> Records provided
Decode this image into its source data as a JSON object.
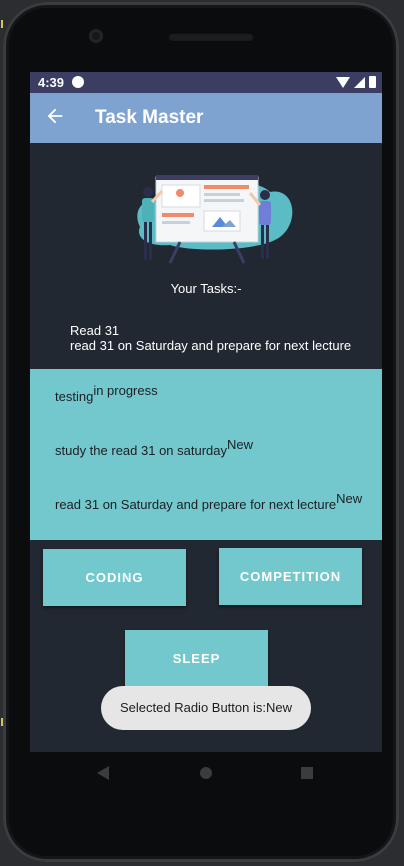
{
  "status_bar": {
    "time": "4:39"
  },
  "app_bar": {
    "title": "Task Master"
  },
  "header": {
    "your_tasks": "Your Tasks:-"
  },
  "task_detail": {
    "title": "Read 31",
    "description": "read 31 on Saturday and prepare for next lecture"
  },
  "task_list": [
    {
      "title": "testing",
      "status": "in progress"
    },
    {
      "title": "study the read 31 on saturday",
      "status": "New"
    },
    {
      "title": "read 31 on Saturday and prepare for next lecture",
      "status": "New"
    }
  ],
  "buttons": {
    "coding": "CODING",
    "competition": "COMPETITION",
    "sleep": "SLEEP"
  },
  "toast": {
    "message": "Selected Radio Button is:New"
  },
  "colors": {
    "app_bar": "#7ea3d1",
    "accent": "#72c8cc",
    "background": "#222831",
    "status_bar": "#3b3d63"
  }
}
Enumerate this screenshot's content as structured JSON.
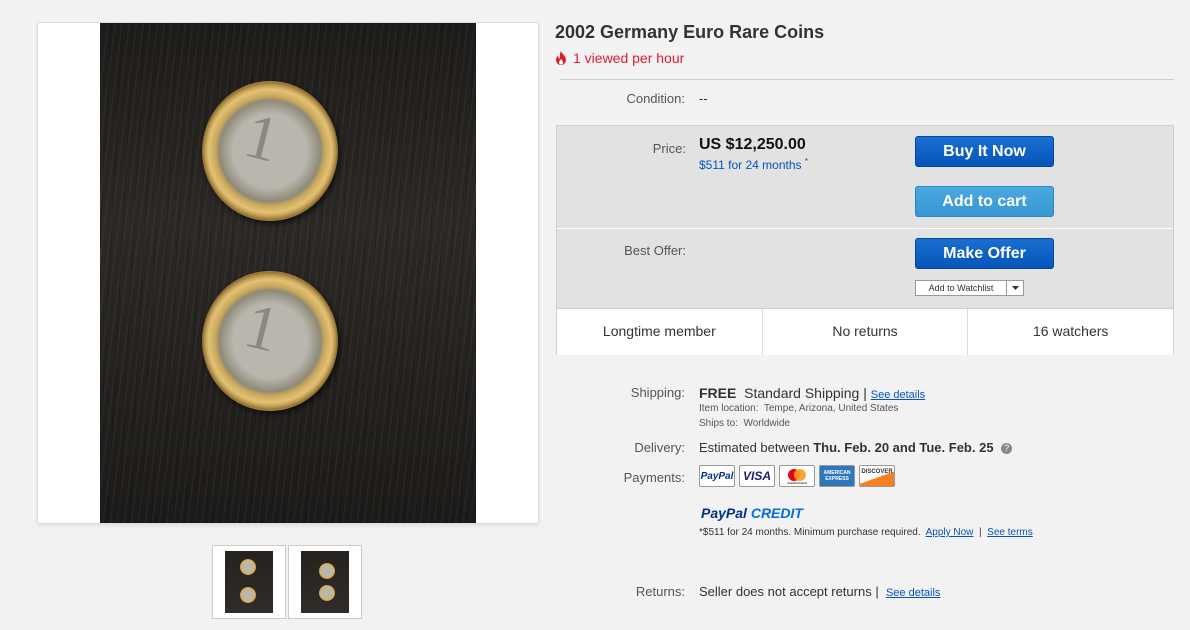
{
  "listing": {
    "title": "2002 Germany Euro Rare Coins",
    "hotness": "1 viewed per hour"
  },
  "condition": {
    "label": "Condition:",
    "value": "--"
  },
  "price": {
    "label": "Price:",
    "amount": "US $12,250.00",
    "finance": "$511 for 24 months",
    "finance_marker": "*"
  },
  "buttons": {
    "buy_now": "Buy It Now",
    "add_to_cart": "Add to cart",
    "make_offer": "Make Offer",
    "watchlist": "Add to Watchlist"
  },
  "best_offer": {
    "label": "Best Offer:"
  },
  "stats": [
    "Longtime member",
    "No returns",
    "16 watchers"
  ],
  "shipping": {
    "label": "Shipping:",
    "free": "FREE",
    "method": "Standard Shipping",
    "separator": "|",
    "details_link": "See details",
    "location_label": "Item location:",
    "location": "Tempe, Arizona, United States",
    "ships_to_label": "Ships to:",
    "ships_to": "Worldwide"
  },
  "delivery": {
    "label": "Delivery:",
    "prefix": "Estimated between",
    "dates": "Thu. Feb. 20 and Tue. Feb. 25"
  },
  "payments": {
    "label": "Payments:",
    "icons": [
      "PayPal",
      "VISA",
      "mastercard",
      "AMERICAN EXPRESS",
      "DISCOVER"
    ],
    "credit_brand_1": "PayPal",
    "credit_brand_2": "CREDIT",
    "credit_terms": "*$511 for 24 months. Minimum purchase required.",
    "apply_link": "Apply Now",
    "terms_link": "See terms",
    "separator": "|"
  },
  "returns": {
    "label": "Returns:",
    "value": "Seller does not accept returns",
    "separator": "|",
    "details_link": "See details"
  },
  "colors": {
    "accent": "#0654ba",
    "hotness": "#dd1e31",
    "buy_button": "#0654ba",
    "cart_button": "#3597d3"
  }
}
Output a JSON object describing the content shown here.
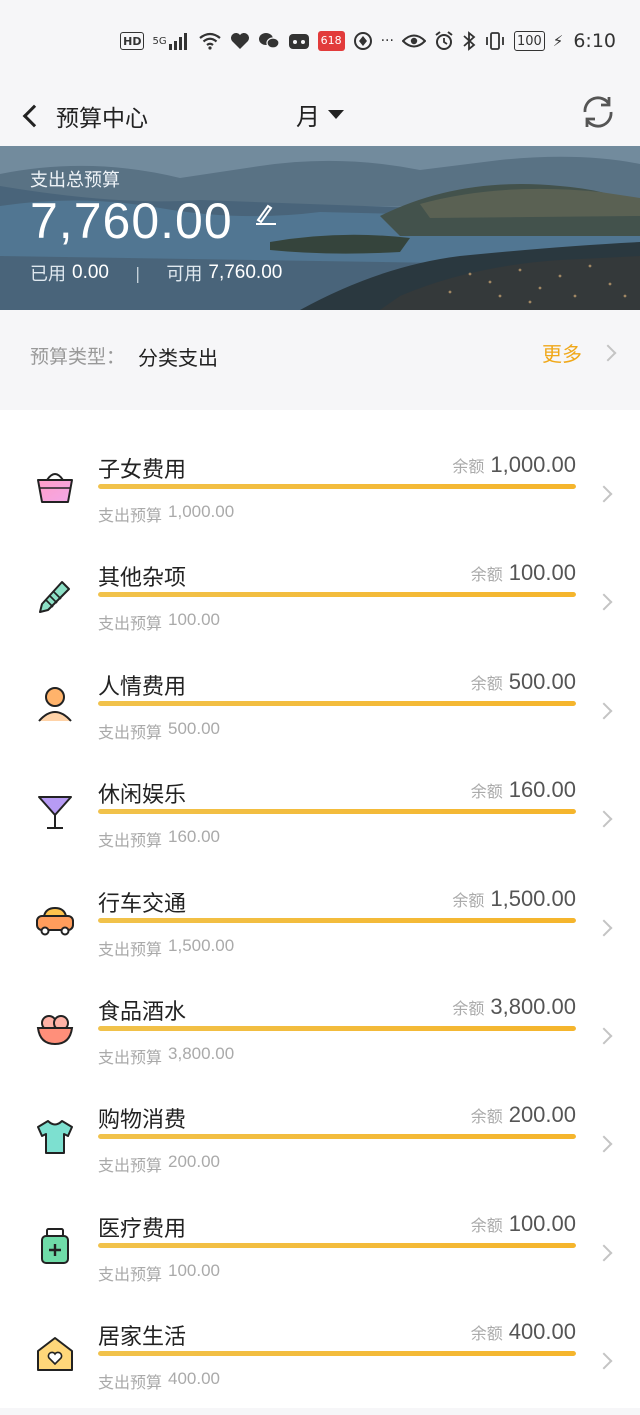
{
  "status_bar": {
    "hd": "HD",
    "network": "5G",
    "promo_badge": "618",
    "battery": "100",
    "time": "6:10"
  },
  "nav": {
    "title": "预算中心",
    "period": "月"
  },
  "banner": {
    "label": "支出总预算",
    "amount": "7,760.00",
    "used_label": "已用",
    "used_value": "0.00",
    "available_label": "可用",
    "available_value": "7,760.00"
  },
  "type_row": {
    "key": "预算类型：",
    "value": "分类支出",
    "more": "更多"
  },
  "labels": {
    "remaining": "余额",
    "budget": "支出预算"
  },
  "colors": {
    "accent": "#f0a81a",
    "bar": "#f5b52c"
  },
  "items": [
    {
      "name": "子女费用",
      "remaining": "1,000.00",
      "budget": "1,000.00",
      "progress": 1.0,
      "icon": "shopping-basket-icon"
    },
    {
      "name": "其他杂项",
      "remaining": "100.00",
      "budget": "100.00",
      "progress": 1.0,
      "icon": "pencil-icon"
    },
    {
      "name": "人情费用",
      "remaining": "500.00",
      "budget": "500.00",
      "progress": 1.0,
      "icon": "person-icon"
    },
    {
      "name": "休闲娱乐",
      "remaining": "160.00",
      "budget": "160.00",
      "progress": 1.0,
      "icon": "cocktail-icon"
    },
    {
      "name": "行车交通",
      "remaining": "1,500.00",
      "budget": "1,500.00",
      "progress": 1.0,
      "icon": "car-icon"
    },
    {
      "name": "食品酒水",
      "remaining": "3,800.00",
      "budget": "3,800.00",
      "progress": 1.0,
      "icon": "food-bowl-icon"
    },
    {
      "name": "购物消费",
      "remaining": "200.00",
      "budget": "200.00",
      "progress": 1.0,
      "icon": "tshirt-icon"
    },
    {
      "name": "医疗费用",
      "remaining": "100.00",
      "budget": "100.00",
      "progress": 1.0,
      "icon": "medicine-bottle-icon"
    },
    {
      "name": "居家生活",
      "remaining": "400.00",
      "budget": "400.00",
      "progress": 1.0,
      "icon": "home-heart-icon"
    }
  ]
}
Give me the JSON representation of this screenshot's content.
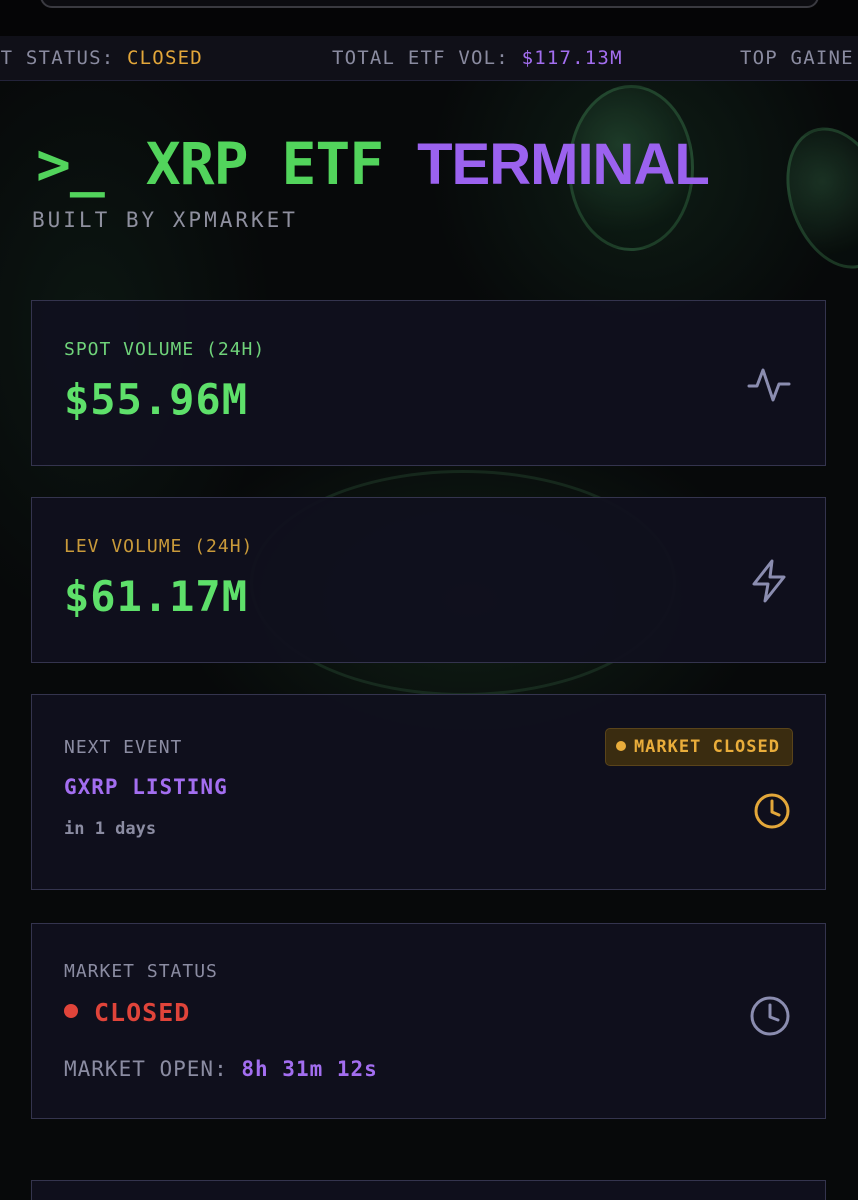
{
  "ticker": {
    "market_status_label": "ET STATUS: ",
    "market_status_value": "CLOSED",
    "total_vol_label": "TOTAL ETF VOL: ",
    "total_vol_value": "$117.13M",
    "top_gainer_label": "TOP GAINE"
  },
  "header": {
    "prompt": ">_",
    "title_part1": "XRP ETF",
    "title_part2": "TERMINAL",
    "subtitle": "BUILT BY XPMARKET"
  },
  "cards": {
    "spot": {
      "label": "SPOT VOLUME (24H)",
      "value": "$55.96M",
      "icon": "activity-pulse-icon"
    },
    "lev": {
      "label": "LEV VOLUME (24H)",
      "value": "$61.17M",
      "icon": "lightning-bolt-icon"
    },
    "event": {
      "label": "NEXT EVENT",
      "name": "GXRP LISTING",
      "time": "in 1 days",
      "badge": "MARKET CLOSED",
      "icon": "clock-icon"
    },
    "status": {
      "label": "MARKET STATUS",
      "value": "CLOSED",
      "open_label": "MARKET OPEN: ",
      "open_time": "8h 31m 12s",
      "icon": "clock-icon"
    }
  },
  "colors": {
    "green": "#52d45c",
    "purple": "#9b62ef",
    "orange": "#e3a73a",
    "red": "#e0443a",
    "card_bg": "#10101e",
    "card_border": "#34344e"
  }
}
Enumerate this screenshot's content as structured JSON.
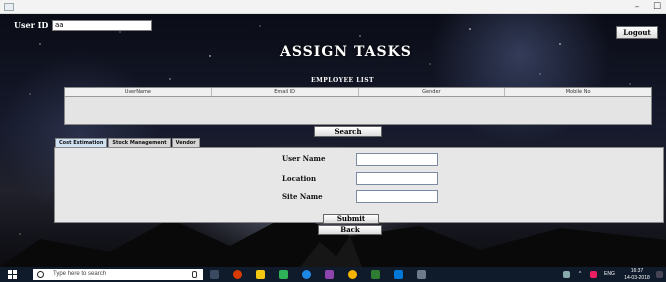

> Aim
Above are records; say how many of their lines contain the word "hotness", giving only the number.

> Response to the task
2